Description of the task:
Transcribe the lines below verbatim, skipping the images.

============================================================

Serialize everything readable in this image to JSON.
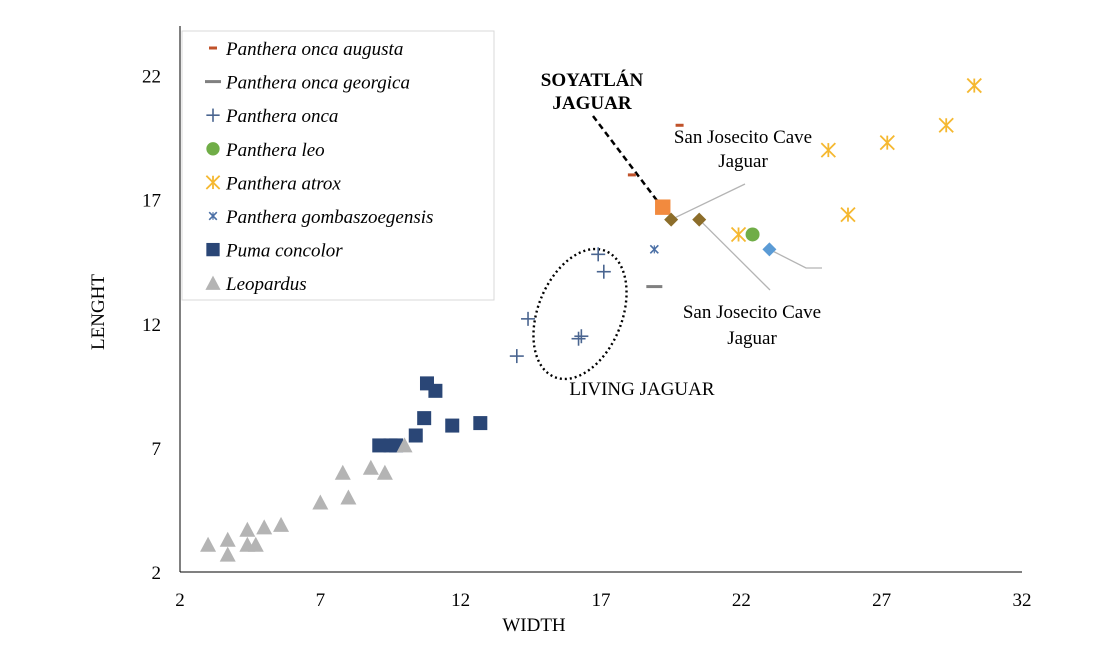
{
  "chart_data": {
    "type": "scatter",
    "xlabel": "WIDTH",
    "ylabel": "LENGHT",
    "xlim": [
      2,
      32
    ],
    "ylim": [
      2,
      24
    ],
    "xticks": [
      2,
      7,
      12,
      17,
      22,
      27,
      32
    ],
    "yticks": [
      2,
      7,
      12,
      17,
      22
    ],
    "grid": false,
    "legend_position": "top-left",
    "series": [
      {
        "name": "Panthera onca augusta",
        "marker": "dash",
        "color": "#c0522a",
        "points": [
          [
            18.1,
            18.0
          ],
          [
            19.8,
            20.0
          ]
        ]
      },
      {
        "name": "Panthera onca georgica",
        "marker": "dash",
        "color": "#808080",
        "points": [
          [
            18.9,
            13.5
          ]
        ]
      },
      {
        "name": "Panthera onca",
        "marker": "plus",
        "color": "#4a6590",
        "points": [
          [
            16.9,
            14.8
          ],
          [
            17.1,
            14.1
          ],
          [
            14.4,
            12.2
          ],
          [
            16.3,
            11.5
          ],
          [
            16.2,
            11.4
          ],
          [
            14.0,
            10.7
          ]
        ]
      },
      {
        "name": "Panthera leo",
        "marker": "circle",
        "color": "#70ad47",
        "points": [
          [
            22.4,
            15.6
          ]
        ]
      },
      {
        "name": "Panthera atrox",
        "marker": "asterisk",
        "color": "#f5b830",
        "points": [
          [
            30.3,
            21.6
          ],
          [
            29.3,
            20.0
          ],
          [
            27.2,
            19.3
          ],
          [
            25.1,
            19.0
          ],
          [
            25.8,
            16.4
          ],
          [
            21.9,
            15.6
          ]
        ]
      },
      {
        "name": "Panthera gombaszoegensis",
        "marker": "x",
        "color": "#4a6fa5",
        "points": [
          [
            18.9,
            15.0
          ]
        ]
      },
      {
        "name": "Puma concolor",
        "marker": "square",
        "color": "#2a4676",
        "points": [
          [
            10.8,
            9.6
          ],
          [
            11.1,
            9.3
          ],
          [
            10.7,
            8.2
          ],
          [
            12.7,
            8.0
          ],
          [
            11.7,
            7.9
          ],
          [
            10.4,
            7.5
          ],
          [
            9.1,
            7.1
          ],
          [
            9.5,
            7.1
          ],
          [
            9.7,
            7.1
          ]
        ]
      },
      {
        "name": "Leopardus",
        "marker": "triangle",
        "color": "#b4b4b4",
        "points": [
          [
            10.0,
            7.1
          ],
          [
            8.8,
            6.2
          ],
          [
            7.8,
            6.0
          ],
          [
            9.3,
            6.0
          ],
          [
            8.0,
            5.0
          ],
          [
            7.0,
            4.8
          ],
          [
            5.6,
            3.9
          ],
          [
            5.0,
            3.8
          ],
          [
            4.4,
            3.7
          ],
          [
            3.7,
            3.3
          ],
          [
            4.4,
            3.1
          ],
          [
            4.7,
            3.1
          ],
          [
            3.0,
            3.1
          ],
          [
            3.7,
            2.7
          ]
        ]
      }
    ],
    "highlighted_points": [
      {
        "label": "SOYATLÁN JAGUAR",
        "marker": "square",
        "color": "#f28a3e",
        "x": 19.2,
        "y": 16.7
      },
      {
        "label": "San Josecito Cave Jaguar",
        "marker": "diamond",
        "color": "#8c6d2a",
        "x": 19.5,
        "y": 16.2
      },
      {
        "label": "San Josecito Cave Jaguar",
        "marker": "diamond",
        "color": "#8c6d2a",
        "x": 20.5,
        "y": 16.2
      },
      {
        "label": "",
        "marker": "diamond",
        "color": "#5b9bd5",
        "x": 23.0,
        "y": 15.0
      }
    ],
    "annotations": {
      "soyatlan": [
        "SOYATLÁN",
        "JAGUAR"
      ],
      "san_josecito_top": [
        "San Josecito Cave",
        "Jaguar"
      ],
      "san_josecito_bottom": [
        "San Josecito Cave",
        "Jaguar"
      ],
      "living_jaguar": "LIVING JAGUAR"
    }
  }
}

============================================================

Solution for this task:
Serialize everything readable in this image to JSON.
{
  "chart_data": {
    "type": "scatter",
    "xlabel": "WIDTH",
    "ylabel": "LENGHT",
    "xlim": [
      2,
      32
    ],
    "ylim": [
      2,
      24
    ],
    "xticks": [
      2,
      7,
      12,
      17,
      22,
      27,
      32
    ],
    "yticks": [
      2,
      7,
      12,
      17,
      22
    ],
    "grid": false,
    "legend_position": "top-left",
    "series": [
      {
        "name": "Panthera onca augusta",
        "marker": "dash",
        "color": "#c0522a",
        "points": [
          [
            18.1,
            18.0
          ],
          [
            19.8,
            20.0
          ]
        ]
      },
      {
        "name": "Panthera onca georgica",
        "marker": "dash",
        "color": "#808080",
        "points": [
          [
            18.9,
            13.5
          ]
        ]
      },
      {
        "name": "Panthera onca",
        "marker": "plus",
        "color": "#4a6590",
        "points": [
          [
            16.9,
            14.8
          ],
          [
            17.1,
            14.1
          ],
          [
            14.4,
            12.2
          ],
          [
            16.3,
            11.5
          ],
          [
            16.2,
            11.4
          ],
          [
            14.0,
            10.7
          ]
        ]
      },
      {
        "name": "Panthera leo",
        "marker": "circle",
        "color": "#70ad47",
        "points": [
          [
            22.4,
            15.6
          ]
        ]
      },
      {
        "name": "Panthera atrox",
        "marker": "asterisk",
        "color": "#f5b830",
        "points": [
          [
            30.3,
            21.6
          ],
          [
            29.3,
            20.0
          ],
          [
            27.2,
            19.3
          ],
          [
            25.1,
            19.0
          ],
          [
            25.8,
            16.4
          ],
          [
            21.9,
            15.6
          ]
        ]
      },
      {
        "name": "Panthera gombaszoegensis",
        "marker": "x",
        "color": "#4a6fa5",
        "points": [
          [
            18.9,
            15.0
          ]
        ]
      },
      {
        "name": "Puma concolor",
        "marker": "square",
        "color": "#2a4676",
        "points": [
          [
            10.8,
            9.6
          ],
          [
            11.1,
            9.3
          ],
          [
            10.7,
            8.2
          ],
          [
            12.7,
            8.0
          ],
          [
            11.7,
            7.9
          ],
          [
            10.4,
            7.5
          ],
          [
            9.1,
            7.1
          ],
          [
            9.5,
            7.1
          ],
          [
            9.7,
            7.1
          ]
        ]
      },
      {
        "name": "Leopardus",
        "marker": "triangle",
        "color": "#b4b4b4",
        "points": [
          [
            10.0,
            7.1
          ],
          [
            8.8,
            6.2
          ],
          [
            7.8,
            6.0
          ],
          [
            9.3,
            6.0
          ],
          [
            8.0,
            5.0
          ],
          [
            7.0,
            4.8
          ],
          [
            5.6,
            3.9
          ],
          [
            5.0,
            3.8
          ],
          [
            4.4,
            3.7
          ],
          [
            3.7,
            3.3
          ],
          [
            4.4,
            3.1
          ],
          [
            4.7,
            3.1
          ],
          [
            3.0,
            3.1
          ],
          [
            3.7,
            2.7
          ]
        ]
      }
    ],
    "highlighted_points": [
      {
        "label": "SOYATLÁN JAGUAR",
        "marker": "square",
        "color": "#f28a3e",
        "x": 19.2,
        "y": 16.7
      },
      {
        "label": "San Josecito Cave Jaguar",
        "marker": "diamond",
        "color": "#8c6d2a",
        "x": 19.5,
        "y": 16.2
      },
      {
        "label": "San Josecito Cave Jaguar",
        "marker": "diamond",
        "color": "#8c6d2a",
        "x": 20.5,
        "y": 16.2
      },
      {
        "label": "",
        "marker": "diamond",
        "color": "#5b9bd5",
        "x": 23.0,
        "y": 15.0
      }
    ],
    "annotations": {
      "soyatlan": [
        "SOYATLÁN",
        "JAGUAR"
      ],
      "san_josecito_top": [
        "San Josecito Cave",
        "Jaguar"
      ],
      "san_josecito_bottom": [
        "San Josecito Cave",
        "Jaguar"
      ],
      "living_jaguar": "LIVING JAGUAR"
    }
  }
}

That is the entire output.